MATERIAL PROVIDED:
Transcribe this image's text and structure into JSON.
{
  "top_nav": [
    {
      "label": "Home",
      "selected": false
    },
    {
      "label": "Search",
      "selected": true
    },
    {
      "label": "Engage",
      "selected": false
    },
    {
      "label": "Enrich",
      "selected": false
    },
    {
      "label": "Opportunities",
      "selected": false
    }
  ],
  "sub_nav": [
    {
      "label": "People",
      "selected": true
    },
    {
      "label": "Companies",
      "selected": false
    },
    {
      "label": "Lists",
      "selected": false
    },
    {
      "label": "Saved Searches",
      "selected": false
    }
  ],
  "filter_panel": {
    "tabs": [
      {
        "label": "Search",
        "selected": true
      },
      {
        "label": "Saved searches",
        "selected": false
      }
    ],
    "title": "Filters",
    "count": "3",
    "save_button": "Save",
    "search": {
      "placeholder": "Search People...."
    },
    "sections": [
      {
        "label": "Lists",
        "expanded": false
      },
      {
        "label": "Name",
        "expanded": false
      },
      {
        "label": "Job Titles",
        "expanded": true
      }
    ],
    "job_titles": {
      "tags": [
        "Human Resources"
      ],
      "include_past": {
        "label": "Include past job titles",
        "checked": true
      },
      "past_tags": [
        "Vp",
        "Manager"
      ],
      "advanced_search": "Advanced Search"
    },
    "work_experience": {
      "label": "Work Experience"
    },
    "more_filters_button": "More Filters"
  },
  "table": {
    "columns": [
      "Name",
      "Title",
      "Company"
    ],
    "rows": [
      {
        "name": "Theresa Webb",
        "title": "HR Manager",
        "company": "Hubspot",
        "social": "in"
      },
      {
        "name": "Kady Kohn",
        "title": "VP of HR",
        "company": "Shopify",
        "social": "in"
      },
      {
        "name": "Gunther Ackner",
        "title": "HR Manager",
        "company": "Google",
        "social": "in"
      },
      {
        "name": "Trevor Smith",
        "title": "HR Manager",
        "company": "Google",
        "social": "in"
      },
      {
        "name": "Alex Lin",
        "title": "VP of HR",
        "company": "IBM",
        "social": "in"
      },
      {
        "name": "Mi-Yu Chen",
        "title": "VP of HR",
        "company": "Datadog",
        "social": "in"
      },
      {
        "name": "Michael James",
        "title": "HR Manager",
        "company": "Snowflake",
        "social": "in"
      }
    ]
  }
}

EXERCISE:
Go through the entries above and pull out each line with "Filters" in it.

WRITTEN ANSWER:
    "title": "Filters",
    "more_filters_button": "More Filters"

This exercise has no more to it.